→ Job:
Answer with one number only: the number of lines that include the word "underlying".

→ Dataset rows:
<<<<
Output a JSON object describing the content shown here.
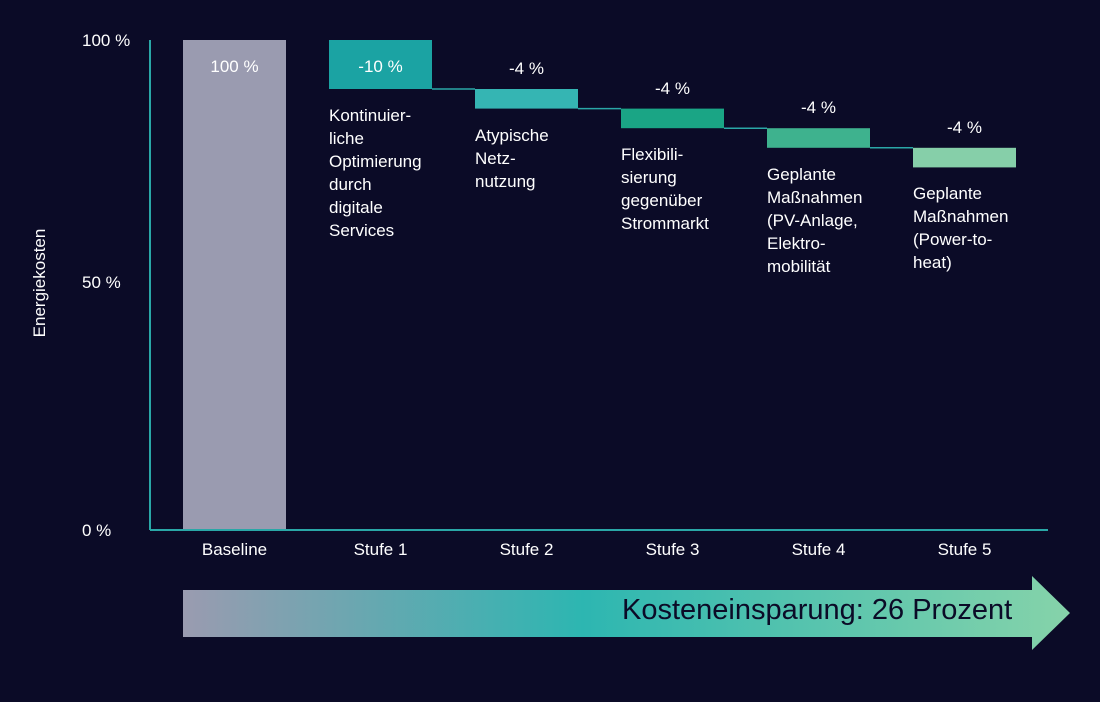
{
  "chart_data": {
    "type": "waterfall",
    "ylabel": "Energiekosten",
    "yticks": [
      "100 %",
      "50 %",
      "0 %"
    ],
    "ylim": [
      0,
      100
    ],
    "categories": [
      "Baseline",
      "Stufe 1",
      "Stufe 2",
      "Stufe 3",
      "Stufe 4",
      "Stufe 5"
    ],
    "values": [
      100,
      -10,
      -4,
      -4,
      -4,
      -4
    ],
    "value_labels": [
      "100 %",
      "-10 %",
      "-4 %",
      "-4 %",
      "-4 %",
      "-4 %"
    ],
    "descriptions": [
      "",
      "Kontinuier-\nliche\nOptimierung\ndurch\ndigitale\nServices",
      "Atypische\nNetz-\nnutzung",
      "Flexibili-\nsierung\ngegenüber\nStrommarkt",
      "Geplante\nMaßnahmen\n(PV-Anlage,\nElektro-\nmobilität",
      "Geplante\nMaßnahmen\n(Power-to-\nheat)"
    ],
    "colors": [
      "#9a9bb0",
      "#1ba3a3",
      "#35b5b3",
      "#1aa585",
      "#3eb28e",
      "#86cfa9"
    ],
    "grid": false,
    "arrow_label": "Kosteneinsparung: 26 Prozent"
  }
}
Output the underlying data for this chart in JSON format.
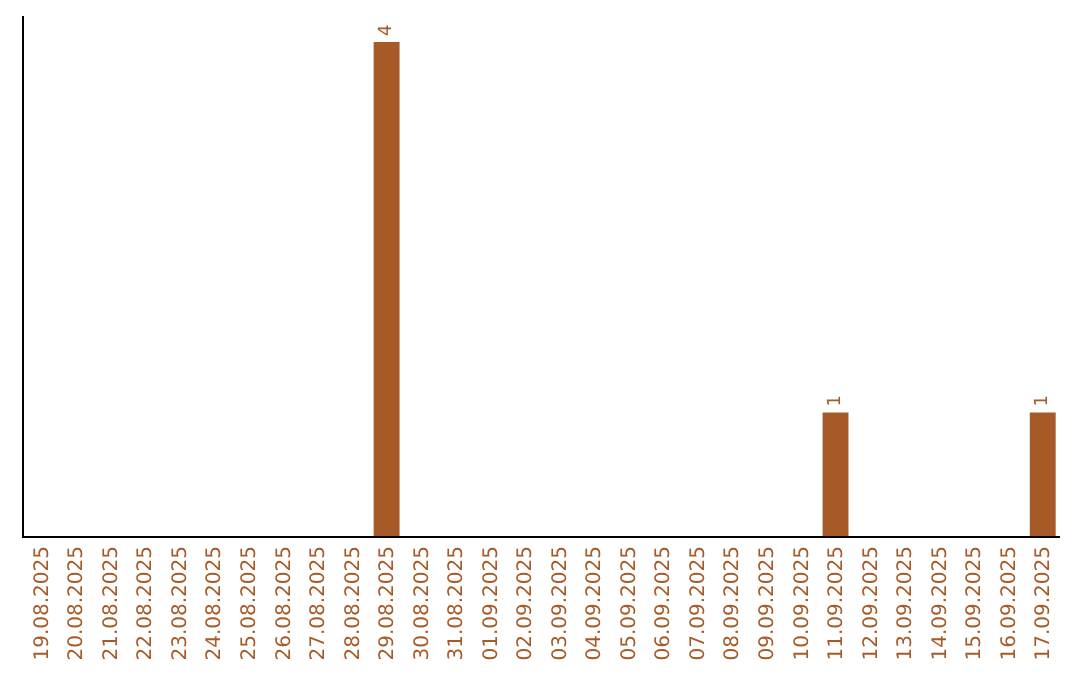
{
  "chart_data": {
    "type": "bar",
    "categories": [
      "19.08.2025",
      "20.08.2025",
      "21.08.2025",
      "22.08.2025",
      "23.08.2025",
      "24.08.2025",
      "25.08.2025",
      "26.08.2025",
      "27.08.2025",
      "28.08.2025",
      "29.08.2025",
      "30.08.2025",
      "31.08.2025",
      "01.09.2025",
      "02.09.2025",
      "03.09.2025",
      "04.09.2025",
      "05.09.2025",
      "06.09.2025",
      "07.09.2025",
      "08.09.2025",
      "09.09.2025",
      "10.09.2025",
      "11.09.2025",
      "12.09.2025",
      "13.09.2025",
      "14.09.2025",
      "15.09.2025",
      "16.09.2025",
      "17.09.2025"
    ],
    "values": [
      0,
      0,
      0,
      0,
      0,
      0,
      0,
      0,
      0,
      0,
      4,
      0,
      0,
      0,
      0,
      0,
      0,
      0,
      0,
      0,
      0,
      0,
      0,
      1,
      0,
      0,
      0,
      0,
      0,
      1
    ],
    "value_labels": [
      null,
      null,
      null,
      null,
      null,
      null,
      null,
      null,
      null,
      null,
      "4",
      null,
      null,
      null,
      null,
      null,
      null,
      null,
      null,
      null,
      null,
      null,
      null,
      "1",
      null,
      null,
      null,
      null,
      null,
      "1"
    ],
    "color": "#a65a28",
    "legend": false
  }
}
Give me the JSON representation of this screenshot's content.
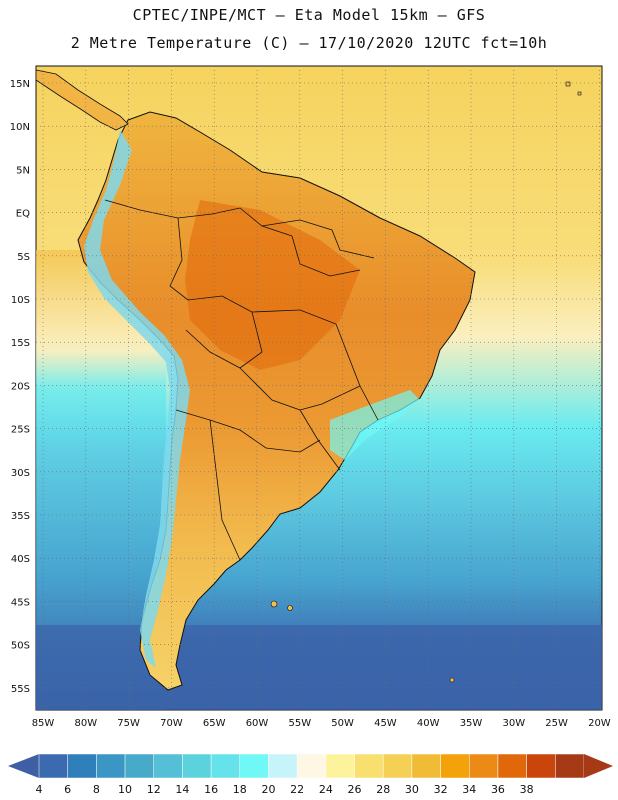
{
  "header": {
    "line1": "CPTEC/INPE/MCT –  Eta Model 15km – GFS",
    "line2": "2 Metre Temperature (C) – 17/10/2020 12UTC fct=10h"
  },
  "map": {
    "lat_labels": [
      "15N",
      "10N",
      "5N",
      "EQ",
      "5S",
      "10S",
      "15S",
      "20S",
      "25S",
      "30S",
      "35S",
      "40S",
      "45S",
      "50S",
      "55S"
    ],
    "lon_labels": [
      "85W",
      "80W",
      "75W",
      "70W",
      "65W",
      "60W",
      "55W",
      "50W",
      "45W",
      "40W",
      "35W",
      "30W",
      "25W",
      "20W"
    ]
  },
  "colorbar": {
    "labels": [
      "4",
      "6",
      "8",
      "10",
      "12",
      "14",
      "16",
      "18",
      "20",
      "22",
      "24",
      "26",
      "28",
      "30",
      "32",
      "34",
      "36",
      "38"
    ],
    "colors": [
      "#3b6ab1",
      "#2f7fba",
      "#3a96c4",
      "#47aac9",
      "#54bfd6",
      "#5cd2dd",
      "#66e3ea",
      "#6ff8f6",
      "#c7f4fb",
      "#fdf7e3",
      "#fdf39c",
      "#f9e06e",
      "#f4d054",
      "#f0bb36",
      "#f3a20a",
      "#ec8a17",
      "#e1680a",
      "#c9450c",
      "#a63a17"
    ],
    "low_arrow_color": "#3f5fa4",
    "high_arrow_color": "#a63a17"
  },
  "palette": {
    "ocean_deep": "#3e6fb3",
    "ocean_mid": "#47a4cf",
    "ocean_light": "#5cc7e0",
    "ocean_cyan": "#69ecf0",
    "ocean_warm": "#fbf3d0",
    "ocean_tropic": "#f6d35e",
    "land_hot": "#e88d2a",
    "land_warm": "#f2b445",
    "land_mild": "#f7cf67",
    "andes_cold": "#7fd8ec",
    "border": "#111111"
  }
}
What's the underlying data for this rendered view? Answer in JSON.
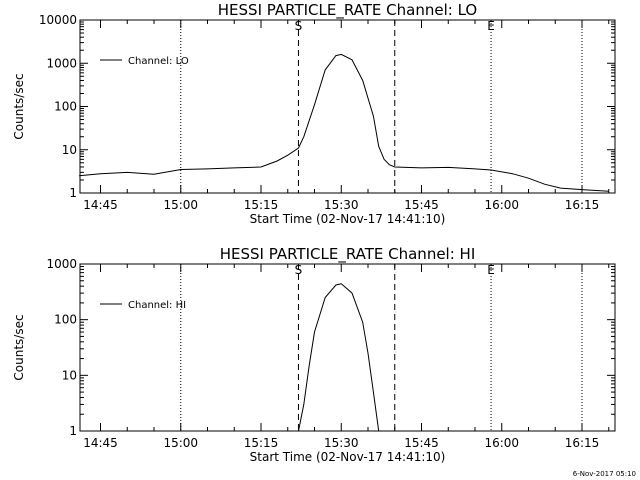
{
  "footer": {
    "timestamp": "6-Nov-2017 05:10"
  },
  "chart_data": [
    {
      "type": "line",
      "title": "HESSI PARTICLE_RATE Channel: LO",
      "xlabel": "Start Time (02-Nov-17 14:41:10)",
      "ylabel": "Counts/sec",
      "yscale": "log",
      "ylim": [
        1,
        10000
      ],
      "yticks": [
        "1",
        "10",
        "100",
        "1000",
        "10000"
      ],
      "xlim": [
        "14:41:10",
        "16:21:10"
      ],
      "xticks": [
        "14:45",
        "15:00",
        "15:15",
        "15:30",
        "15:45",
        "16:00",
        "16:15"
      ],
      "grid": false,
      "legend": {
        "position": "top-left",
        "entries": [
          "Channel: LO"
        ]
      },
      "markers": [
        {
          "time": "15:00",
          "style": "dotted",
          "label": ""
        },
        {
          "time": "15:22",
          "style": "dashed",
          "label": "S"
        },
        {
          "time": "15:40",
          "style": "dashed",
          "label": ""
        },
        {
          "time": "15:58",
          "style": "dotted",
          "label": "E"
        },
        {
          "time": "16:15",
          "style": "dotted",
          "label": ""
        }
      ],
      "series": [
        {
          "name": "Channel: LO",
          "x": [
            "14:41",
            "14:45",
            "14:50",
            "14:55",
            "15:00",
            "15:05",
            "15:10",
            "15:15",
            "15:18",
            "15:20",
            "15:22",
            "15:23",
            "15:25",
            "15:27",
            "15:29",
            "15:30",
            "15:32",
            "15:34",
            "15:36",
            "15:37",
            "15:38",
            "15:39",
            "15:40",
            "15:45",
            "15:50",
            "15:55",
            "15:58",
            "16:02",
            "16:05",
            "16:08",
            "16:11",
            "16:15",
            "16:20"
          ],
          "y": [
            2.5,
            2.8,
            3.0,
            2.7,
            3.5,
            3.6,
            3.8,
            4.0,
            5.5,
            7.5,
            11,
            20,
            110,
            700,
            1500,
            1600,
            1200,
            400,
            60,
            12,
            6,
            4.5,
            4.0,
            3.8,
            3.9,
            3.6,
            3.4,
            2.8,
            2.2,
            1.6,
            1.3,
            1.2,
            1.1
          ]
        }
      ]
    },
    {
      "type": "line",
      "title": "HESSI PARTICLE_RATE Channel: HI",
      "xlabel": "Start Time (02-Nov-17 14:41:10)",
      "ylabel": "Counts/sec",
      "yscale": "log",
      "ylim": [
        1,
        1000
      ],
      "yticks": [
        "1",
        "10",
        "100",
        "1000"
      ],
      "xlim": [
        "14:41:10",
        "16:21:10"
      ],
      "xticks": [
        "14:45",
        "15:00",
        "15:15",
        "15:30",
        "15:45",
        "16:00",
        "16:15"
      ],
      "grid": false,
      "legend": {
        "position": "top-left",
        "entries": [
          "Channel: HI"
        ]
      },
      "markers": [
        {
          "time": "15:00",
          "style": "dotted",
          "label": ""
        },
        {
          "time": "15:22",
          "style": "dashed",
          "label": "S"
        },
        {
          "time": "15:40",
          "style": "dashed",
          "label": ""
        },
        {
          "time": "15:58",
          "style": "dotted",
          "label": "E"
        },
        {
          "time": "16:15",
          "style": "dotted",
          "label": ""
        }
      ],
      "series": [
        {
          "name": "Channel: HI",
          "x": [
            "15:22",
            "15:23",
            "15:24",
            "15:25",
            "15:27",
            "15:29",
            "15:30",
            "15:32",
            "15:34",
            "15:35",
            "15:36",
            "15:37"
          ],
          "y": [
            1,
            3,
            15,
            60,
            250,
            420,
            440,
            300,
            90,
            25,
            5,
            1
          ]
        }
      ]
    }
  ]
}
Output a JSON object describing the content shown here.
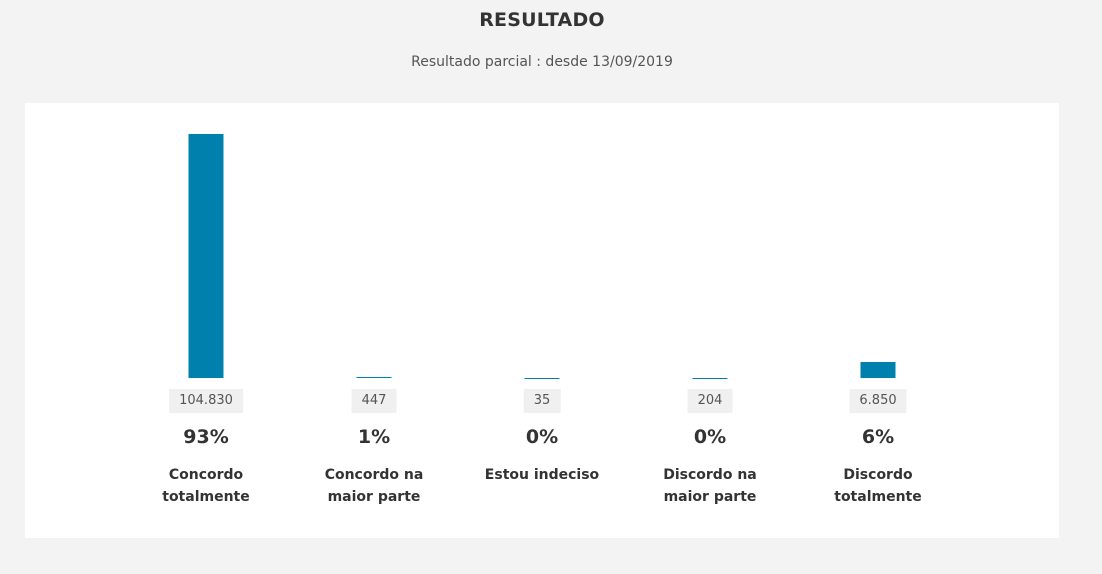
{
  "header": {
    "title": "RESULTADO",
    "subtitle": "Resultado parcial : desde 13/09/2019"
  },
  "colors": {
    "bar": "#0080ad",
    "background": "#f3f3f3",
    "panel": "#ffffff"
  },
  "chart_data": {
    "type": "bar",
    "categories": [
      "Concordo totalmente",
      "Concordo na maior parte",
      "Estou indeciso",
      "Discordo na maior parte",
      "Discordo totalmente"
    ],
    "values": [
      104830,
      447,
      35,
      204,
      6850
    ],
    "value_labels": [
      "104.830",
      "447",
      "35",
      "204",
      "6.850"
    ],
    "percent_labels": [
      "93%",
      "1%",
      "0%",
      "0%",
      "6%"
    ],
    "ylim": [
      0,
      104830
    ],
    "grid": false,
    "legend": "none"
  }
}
>>>>
→ Output:
2